▶ **Material provided**:
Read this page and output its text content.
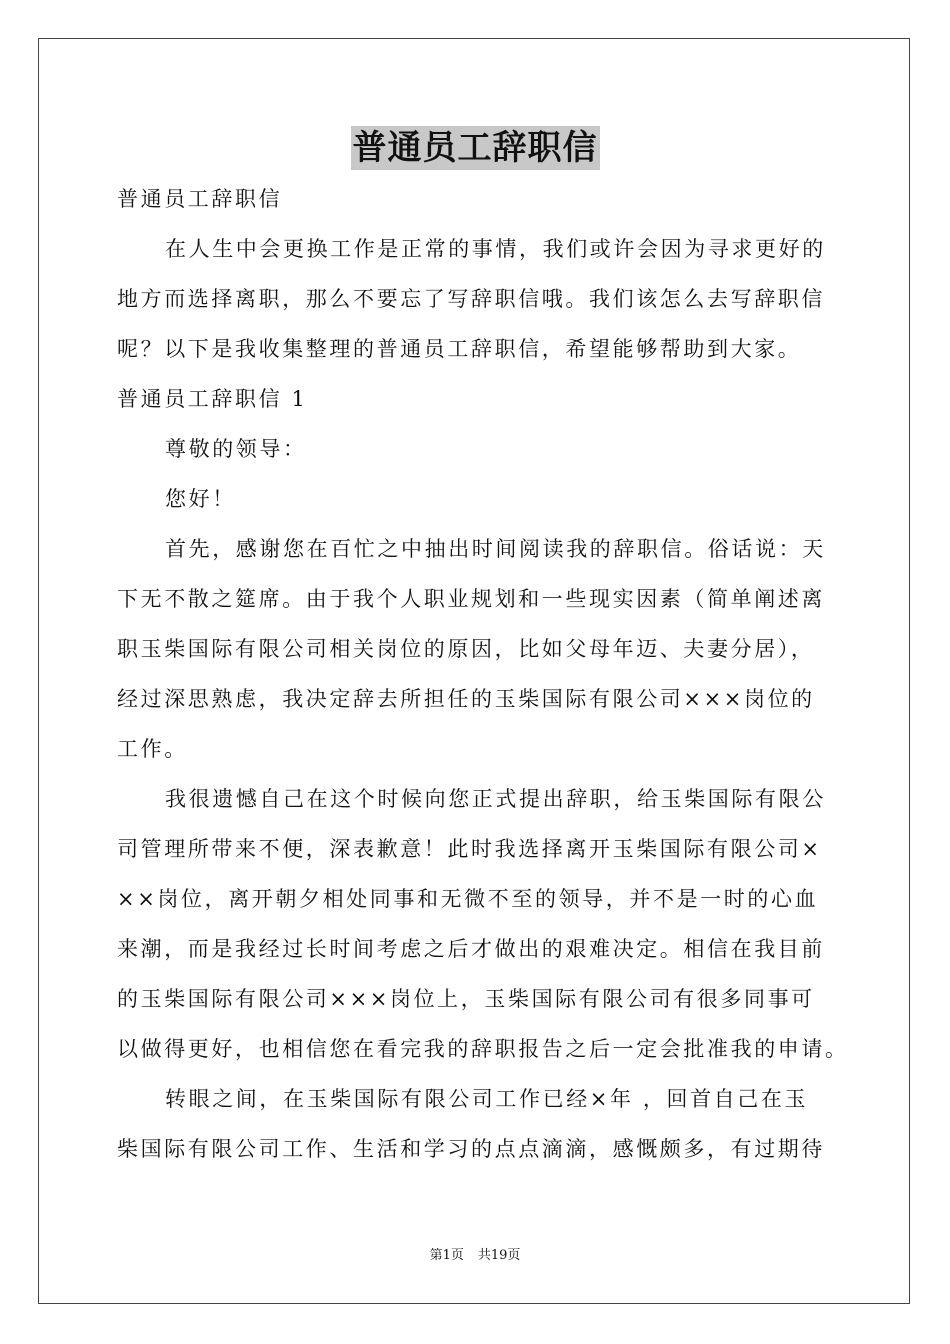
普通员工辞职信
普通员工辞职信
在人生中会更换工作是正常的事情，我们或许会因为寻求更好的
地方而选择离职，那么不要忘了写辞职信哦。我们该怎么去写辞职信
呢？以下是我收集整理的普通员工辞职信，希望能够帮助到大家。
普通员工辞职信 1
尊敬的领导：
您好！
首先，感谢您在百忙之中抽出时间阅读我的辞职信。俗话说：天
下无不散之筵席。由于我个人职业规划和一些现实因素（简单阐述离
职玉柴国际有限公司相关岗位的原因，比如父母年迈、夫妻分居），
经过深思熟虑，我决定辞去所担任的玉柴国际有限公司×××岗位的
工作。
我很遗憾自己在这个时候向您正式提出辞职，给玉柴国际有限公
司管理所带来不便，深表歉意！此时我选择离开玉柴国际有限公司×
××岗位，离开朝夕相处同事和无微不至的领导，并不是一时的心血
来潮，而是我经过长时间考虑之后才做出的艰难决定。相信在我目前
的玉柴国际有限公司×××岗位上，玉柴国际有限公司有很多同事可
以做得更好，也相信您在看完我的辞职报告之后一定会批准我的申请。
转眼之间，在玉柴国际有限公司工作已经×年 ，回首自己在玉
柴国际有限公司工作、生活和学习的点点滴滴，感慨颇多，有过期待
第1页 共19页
* * *
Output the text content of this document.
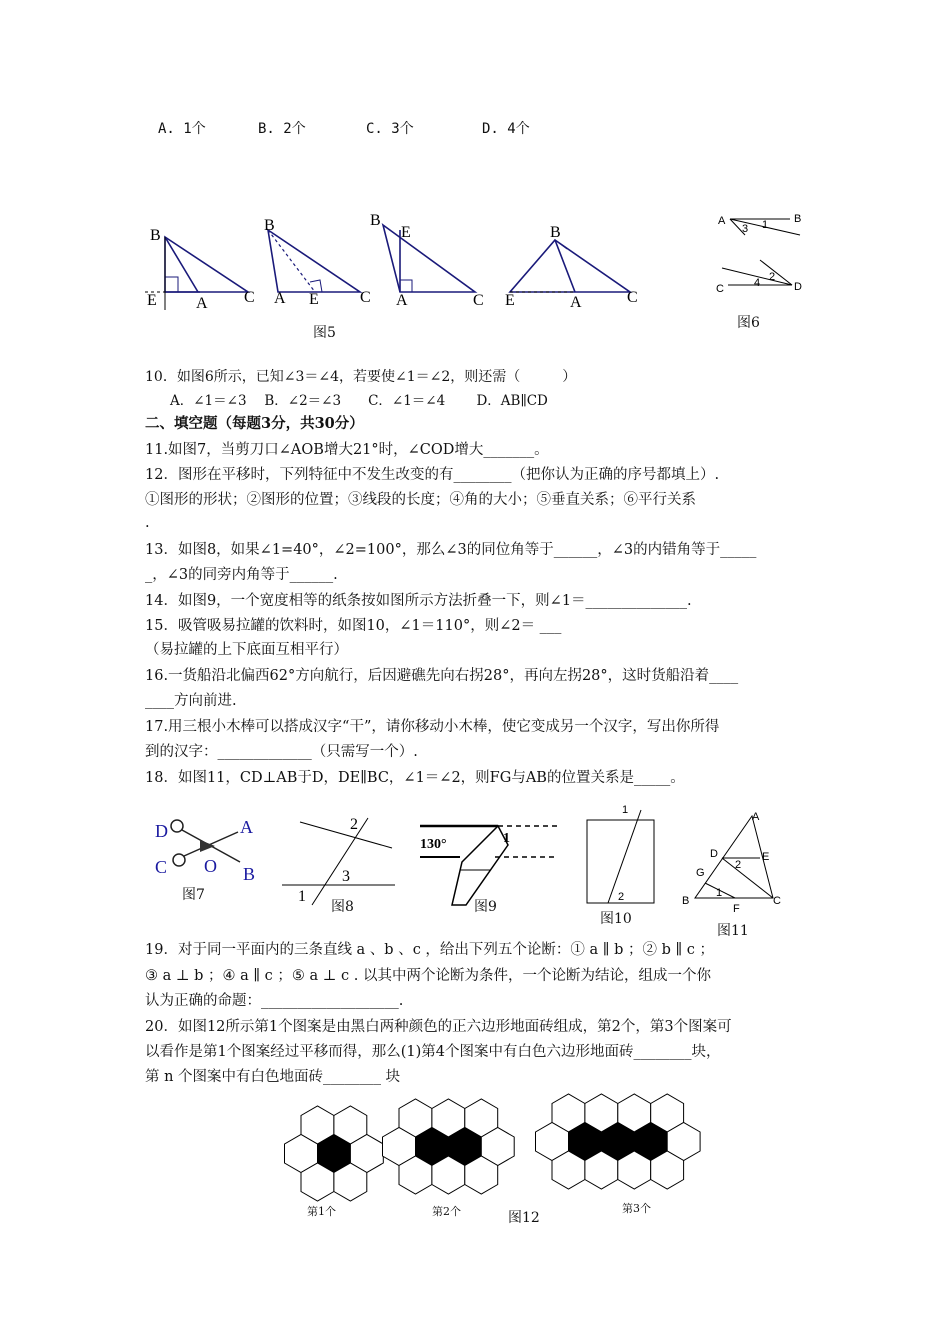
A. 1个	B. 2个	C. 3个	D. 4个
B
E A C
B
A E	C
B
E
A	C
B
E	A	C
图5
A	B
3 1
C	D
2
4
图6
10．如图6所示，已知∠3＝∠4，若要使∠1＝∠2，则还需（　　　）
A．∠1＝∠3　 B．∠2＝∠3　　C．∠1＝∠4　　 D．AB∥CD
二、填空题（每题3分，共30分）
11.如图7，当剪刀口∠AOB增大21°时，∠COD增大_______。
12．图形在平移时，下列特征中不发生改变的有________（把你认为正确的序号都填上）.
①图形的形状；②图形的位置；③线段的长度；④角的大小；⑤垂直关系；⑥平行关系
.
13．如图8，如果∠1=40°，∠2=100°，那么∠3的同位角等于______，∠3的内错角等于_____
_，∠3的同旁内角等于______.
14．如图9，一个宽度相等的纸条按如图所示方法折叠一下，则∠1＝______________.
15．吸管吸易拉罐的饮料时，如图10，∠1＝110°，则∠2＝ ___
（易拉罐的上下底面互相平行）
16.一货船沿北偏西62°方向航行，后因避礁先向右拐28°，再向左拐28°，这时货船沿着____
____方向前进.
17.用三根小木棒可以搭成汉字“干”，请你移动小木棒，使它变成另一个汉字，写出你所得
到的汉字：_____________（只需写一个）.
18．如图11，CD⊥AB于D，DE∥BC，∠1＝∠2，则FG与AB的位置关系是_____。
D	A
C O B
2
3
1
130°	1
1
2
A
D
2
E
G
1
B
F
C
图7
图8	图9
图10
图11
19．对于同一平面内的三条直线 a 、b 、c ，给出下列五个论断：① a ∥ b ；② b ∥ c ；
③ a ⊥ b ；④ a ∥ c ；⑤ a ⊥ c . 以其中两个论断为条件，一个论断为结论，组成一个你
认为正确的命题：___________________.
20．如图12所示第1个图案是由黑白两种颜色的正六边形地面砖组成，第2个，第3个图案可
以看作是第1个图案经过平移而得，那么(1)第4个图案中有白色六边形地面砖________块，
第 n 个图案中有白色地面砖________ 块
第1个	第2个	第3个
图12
==
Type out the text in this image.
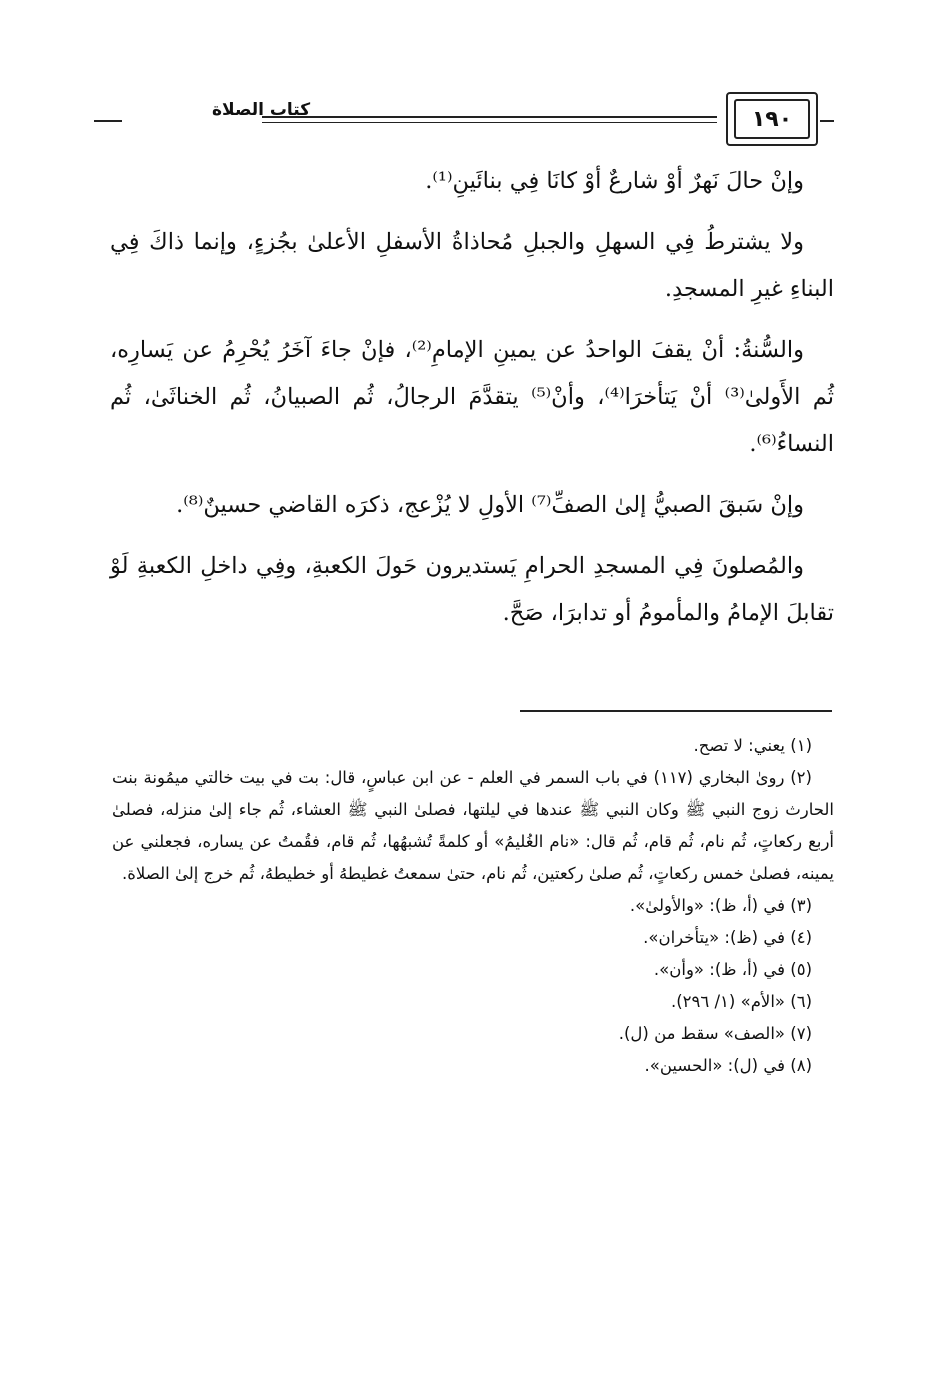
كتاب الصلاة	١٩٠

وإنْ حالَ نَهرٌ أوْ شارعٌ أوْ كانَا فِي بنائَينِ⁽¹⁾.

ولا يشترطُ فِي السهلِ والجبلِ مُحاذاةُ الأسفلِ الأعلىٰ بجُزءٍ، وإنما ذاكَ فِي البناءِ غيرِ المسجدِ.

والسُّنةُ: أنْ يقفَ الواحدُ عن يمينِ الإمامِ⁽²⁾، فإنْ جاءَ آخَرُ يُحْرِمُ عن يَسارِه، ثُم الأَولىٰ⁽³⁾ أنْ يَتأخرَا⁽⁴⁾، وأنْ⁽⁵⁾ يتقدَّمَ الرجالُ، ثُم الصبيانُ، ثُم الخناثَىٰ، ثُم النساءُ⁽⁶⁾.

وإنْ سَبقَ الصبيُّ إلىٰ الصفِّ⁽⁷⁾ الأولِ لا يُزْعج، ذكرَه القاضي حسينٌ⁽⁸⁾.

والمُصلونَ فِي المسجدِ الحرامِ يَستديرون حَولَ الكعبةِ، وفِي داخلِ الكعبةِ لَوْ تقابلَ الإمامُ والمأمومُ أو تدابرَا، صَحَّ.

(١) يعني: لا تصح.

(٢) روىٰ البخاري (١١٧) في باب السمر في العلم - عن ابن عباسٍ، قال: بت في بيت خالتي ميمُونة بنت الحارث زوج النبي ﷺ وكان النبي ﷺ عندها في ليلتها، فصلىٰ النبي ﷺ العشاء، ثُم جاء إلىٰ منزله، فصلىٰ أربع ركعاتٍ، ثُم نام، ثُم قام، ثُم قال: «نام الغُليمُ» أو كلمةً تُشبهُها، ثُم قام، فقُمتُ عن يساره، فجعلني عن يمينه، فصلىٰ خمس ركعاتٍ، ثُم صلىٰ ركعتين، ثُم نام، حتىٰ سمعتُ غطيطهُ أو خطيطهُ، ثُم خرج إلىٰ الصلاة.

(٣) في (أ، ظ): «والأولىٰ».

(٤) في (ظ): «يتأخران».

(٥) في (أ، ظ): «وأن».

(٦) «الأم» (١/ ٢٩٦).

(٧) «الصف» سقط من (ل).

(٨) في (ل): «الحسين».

▶ **Written exercise**:
Report each line in the data that holds the word "الصف".

▶ **Solution**:
وإنْ سَبقَ الصبيُّ إلىٰ الصفِّ⁽⁷⁾ الأولِ لا يُزْعج، ذكرَه القاضي حسينٌ⁽⁸⁾.
(٧) «الصف» سقط من (ل).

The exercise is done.